**What you will do**.
Copy the records below exactly as they are written.
[start]
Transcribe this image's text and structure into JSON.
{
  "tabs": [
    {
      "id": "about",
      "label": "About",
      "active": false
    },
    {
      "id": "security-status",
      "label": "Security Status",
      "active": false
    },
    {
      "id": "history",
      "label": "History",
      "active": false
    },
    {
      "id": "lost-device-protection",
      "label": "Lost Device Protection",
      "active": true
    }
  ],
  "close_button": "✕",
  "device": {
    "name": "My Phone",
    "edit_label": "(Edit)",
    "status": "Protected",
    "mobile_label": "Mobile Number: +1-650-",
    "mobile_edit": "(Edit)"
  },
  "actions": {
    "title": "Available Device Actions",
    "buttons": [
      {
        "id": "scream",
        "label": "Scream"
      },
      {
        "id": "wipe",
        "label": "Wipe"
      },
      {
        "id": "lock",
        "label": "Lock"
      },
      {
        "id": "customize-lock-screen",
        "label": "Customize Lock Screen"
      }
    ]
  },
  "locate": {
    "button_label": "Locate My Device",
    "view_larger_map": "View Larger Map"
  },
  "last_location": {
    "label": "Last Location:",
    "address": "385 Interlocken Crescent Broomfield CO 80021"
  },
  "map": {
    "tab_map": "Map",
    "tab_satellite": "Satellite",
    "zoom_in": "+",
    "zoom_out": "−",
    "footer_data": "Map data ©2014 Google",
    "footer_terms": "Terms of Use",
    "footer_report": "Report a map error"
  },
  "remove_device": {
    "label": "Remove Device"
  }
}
[end]
**Answer in full**.
Transcribe this image's text and structure into JSON.
{
  "tabs": [
    {
      "id": "about",
      "label": "About",
      "active": false
    },
    {
      "id": "security-status",
      "label": "Security Status",
      "active": false
    },
    {
      "id": "history",
      "label": "History",
      "active": false
    },
    {
      "id": "lost-device-protection",
      "label": "Lost Device Protection",
      "active": true
    }
  ],
  "close_button": "✕",
  "device": {
    "name": "My Phone",
    "edit_label": "(Edit)",
    "status": "Protected",
    "mobile_label": "Mobile Number: +1-650-",
    "mobile_edit": "(Edit)"
  },
  "actions": {
    "title": "Available Device Actions",
    "buttons": [
      {
        "id": "scream",
        "label": "Scream"
      },
      {
        "id": "wipe",
        "label": "Wipe"
      },
      {
        "id": "lock",
        "label": "Lock"
      },
      {
        "id": "customize-lock-screen",
        "label": "Customize Lock Screen"
      }
    ]
  },
  "locate": {
    "button_label": "Locate My Device",
    "view_larger_map": "View Larger Map"
  },
  "last_location": {
    "label": "Last Location:",
    "address": "385 Interlocken Crescent Broomfield CO 80021"
  },
  "map": {
    "tab_map": "Map",
    "tab_satellite": "Satellite",
    "zoom_in": "+",
    "zoom_out": "−",
    "footer_data": "Map data ©2014 Google",
    "footer_terms": "Terms of Use",
    "footer_report": "Report a map error"
  },
  "remove_device": {
    "label": "Remove Device"
  }
}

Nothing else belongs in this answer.